WHAT TO WORK ON
Put the rows into a JSON list of strings, one string per line and no blank lines, starting with the first row and going on through the line with "big-delimiter: ( [113, 591, 124, 693]".

□ □ □ □

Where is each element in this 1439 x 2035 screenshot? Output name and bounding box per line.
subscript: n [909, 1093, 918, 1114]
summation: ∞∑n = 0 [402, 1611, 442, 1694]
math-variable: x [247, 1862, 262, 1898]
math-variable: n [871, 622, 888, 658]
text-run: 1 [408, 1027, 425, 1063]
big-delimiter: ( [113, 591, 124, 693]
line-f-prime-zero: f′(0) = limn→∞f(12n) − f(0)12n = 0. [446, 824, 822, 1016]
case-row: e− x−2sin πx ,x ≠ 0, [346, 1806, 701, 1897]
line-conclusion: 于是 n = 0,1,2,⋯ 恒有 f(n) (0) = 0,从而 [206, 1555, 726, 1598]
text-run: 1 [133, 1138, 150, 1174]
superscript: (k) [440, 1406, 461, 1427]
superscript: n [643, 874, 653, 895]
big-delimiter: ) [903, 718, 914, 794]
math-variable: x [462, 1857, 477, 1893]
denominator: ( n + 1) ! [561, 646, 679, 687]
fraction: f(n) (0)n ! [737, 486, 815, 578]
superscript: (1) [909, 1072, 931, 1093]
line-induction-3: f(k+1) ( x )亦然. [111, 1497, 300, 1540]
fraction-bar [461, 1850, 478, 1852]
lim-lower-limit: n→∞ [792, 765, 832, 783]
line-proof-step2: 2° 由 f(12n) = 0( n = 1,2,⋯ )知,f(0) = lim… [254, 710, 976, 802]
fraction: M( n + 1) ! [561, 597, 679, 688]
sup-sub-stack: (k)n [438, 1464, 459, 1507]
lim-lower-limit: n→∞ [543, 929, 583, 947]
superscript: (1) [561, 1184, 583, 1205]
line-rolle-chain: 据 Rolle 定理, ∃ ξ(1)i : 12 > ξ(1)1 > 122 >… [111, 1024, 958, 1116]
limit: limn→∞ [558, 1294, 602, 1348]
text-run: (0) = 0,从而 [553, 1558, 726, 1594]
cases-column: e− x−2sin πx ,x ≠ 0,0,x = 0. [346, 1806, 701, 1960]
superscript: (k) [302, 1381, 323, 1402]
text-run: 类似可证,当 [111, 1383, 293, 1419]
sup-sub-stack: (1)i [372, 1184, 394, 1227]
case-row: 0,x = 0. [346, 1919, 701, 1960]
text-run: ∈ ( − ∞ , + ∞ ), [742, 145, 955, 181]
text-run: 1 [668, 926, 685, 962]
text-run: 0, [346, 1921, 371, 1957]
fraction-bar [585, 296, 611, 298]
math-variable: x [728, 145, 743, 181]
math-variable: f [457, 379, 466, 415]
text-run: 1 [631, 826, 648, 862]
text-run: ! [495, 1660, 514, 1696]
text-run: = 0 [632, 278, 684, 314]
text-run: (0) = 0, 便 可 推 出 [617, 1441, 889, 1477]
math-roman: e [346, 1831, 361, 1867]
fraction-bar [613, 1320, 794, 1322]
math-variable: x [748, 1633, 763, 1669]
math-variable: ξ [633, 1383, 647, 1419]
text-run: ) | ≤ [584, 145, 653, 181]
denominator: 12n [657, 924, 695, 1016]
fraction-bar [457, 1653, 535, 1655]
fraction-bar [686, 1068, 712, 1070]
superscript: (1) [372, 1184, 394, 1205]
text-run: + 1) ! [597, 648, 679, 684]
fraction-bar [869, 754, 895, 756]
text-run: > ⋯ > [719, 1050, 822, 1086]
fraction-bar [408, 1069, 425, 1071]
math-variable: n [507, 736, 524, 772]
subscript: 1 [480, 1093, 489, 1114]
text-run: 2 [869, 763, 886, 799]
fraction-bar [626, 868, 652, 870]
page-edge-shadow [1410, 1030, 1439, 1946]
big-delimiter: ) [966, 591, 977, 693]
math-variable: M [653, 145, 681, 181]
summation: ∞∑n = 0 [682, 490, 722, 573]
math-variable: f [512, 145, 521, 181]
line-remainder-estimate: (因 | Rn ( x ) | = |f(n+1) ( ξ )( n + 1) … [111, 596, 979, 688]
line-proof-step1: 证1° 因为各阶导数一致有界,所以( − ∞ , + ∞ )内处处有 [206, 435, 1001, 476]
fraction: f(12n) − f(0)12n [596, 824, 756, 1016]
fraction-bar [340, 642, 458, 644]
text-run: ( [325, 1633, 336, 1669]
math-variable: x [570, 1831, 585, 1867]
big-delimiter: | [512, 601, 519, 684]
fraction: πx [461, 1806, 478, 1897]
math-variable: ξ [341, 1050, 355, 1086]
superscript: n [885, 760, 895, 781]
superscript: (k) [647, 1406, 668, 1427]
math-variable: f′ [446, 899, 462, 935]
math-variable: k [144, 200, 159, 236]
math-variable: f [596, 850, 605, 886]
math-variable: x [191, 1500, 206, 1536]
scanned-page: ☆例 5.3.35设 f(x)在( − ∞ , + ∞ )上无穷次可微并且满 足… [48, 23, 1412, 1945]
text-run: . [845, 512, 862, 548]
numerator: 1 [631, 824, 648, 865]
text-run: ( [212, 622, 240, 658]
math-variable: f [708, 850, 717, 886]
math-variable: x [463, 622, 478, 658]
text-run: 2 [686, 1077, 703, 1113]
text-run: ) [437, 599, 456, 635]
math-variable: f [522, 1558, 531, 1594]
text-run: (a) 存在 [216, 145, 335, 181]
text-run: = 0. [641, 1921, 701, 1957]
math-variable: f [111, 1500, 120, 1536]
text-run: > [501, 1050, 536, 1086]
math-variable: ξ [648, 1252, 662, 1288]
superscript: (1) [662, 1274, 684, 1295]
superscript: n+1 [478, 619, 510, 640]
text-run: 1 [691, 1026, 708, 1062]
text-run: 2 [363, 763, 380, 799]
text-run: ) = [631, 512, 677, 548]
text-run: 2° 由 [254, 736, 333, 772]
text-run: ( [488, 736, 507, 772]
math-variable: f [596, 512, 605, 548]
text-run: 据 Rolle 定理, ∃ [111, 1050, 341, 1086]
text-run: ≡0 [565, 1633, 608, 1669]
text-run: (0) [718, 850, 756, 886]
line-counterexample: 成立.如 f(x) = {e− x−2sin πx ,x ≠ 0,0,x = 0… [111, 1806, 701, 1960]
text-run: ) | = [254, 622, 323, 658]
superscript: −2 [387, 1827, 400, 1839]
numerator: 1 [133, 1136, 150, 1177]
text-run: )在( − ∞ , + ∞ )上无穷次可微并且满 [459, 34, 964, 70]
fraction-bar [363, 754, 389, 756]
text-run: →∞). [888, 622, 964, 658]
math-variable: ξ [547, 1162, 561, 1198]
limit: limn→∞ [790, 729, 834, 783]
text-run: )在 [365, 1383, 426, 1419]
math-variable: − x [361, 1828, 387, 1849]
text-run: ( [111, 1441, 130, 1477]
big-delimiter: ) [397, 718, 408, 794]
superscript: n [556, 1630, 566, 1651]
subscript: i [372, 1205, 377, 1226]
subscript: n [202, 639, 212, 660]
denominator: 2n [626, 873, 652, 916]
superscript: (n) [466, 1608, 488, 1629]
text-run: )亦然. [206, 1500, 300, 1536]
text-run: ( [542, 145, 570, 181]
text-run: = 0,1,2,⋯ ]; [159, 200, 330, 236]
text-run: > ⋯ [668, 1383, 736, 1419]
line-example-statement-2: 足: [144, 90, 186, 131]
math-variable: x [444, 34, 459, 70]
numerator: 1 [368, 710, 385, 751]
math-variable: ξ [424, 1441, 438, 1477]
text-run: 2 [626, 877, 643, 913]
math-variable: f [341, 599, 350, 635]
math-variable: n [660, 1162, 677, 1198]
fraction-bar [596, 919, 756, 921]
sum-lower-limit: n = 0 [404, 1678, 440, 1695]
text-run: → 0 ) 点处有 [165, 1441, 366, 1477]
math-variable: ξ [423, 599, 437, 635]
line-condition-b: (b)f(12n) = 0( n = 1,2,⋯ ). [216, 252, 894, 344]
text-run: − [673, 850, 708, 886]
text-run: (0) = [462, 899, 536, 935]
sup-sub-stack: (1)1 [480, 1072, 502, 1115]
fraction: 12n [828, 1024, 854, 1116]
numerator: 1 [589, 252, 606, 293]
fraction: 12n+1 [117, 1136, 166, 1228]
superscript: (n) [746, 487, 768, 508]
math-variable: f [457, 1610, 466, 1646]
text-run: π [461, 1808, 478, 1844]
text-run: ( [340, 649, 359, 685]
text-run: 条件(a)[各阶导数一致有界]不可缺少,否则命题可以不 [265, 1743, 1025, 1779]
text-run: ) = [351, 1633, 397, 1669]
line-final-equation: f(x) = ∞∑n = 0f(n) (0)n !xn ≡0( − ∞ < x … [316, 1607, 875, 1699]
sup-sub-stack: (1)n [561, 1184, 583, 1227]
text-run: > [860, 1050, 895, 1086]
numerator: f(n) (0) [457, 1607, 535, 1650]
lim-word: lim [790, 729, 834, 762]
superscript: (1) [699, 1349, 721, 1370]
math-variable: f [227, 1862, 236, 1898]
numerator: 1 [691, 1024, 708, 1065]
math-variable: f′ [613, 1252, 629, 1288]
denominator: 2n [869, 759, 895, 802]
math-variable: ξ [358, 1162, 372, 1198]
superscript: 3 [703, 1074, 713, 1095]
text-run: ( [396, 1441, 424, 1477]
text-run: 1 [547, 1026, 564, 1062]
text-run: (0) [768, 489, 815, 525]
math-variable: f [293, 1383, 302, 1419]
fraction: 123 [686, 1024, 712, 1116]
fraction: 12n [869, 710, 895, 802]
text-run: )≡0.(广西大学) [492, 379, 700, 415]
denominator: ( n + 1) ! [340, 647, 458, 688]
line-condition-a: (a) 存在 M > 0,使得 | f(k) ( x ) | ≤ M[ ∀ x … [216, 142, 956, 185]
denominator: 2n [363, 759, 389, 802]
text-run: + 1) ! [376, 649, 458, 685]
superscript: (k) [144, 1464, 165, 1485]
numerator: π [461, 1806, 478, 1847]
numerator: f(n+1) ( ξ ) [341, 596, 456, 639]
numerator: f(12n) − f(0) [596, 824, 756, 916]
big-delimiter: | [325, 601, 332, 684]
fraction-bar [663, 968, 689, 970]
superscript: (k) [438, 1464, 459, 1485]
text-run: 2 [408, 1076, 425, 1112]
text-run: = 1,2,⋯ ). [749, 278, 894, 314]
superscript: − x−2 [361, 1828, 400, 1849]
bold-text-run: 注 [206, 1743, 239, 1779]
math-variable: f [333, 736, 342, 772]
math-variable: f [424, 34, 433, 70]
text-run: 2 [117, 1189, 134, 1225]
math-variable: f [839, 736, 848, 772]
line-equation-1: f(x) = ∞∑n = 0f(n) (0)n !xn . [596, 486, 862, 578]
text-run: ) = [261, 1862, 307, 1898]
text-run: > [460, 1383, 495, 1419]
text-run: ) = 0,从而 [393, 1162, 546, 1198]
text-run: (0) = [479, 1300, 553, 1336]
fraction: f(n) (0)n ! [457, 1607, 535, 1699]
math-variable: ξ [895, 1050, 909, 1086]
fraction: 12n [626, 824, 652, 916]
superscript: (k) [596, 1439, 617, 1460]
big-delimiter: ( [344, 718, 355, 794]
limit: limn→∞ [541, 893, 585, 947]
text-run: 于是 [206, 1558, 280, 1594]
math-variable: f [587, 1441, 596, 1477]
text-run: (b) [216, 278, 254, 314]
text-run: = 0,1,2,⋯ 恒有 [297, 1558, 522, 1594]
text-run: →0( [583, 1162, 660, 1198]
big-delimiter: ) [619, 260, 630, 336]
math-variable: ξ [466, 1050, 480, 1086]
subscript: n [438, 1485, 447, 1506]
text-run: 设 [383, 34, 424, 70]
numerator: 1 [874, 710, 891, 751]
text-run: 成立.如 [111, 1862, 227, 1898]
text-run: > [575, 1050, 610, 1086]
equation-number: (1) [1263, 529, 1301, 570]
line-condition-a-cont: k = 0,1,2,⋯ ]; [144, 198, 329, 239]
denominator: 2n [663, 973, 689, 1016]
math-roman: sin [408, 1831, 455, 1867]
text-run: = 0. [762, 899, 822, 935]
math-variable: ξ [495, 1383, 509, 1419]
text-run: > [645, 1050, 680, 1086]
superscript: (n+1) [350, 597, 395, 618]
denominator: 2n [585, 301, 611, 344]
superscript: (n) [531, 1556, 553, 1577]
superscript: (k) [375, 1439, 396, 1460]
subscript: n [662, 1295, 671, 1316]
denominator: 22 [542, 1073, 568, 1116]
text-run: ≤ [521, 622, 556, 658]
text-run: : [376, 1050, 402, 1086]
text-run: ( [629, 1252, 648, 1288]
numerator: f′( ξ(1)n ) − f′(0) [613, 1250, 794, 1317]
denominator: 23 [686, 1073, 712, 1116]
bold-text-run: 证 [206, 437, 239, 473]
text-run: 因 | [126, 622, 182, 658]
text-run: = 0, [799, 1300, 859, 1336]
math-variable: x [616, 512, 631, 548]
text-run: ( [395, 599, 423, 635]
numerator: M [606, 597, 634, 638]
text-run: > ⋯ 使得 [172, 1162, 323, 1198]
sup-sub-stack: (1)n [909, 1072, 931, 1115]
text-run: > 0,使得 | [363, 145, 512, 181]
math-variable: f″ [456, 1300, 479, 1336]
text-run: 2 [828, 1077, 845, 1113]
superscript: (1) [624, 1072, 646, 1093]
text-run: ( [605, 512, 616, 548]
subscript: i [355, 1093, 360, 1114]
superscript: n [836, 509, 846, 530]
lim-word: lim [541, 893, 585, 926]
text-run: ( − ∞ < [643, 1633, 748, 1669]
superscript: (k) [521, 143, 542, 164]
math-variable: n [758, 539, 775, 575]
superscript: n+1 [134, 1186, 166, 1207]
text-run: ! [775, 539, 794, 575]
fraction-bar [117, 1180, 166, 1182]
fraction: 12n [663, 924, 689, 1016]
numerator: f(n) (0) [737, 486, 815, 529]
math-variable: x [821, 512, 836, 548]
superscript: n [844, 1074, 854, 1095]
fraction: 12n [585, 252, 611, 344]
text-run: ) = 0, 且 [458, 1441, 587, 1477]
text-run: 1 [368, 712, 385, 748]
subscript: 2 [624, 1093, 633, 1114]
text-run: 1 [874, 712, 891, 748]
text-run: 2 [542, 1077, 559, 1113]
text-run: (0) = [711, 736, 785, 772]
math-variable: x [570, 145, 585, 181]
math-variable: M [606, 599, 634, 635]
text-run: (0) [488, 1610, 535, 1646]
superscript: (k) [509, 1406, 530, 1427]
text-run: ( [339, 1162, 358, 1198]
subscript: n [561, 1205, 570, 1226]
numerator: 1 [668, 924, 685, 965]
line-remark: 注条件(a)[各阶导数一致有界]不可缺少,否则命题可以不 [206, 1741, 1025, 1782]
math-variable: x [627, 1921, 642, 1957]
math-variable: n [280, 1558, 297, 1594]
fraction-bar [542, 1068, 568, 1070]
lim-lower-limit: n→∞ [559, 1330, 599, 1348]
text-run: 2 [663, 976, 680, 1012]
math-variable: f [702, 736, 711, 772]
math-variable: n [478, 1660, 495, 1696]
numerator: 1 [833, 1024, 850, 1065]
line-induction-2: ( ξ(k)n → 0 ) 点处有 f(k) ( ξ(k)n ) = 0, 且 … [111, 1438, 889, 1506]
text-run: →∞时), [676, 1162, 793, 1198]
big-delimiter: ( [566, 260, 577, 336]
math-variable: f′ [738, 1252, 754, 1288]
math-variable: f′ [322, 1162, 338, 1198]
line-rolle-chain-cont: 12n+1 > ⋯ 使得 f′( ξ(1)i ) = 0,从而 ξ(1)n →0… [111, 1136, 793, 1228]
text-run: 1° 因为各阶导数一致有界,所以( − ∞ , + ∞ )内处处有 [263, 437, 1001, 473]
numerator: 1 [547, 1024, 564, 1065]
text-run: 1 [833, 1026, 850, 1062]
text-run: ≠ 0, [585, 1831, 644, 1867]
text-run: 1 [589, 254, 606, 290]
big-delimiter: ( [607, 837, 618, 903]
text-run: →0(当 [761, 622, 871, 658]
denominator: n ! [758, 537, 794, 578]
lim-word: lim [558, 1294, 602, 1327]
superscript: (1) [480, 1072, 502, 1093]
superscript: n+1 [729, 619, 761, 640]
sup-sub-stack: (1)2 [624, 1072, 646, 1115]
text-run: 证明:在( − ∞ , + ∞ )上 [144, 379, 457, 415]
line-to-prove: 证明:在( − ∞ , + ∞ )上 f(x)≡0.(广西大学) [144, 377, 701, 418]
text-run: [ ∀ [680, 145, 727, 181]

□ □ □ □

WORKED ANSWER
[
  "Where is each element in this 1439 x 2035 screenshot? Output name and bounding box per line.",
  "subscript: n [909, 1093, 918, 1114]",
  "summation: ∞∑n = 0 [402, 1611, 442, 1694]",
  "math-variable: x [247, 1862, 262, 1898]",
  "math-variable: n [871, 622, 888, 658]",
  "text-run: 1 [408, 1027, 425, 1063]",
  "big-delimiter: ( [113, 591, 124, 693]"
]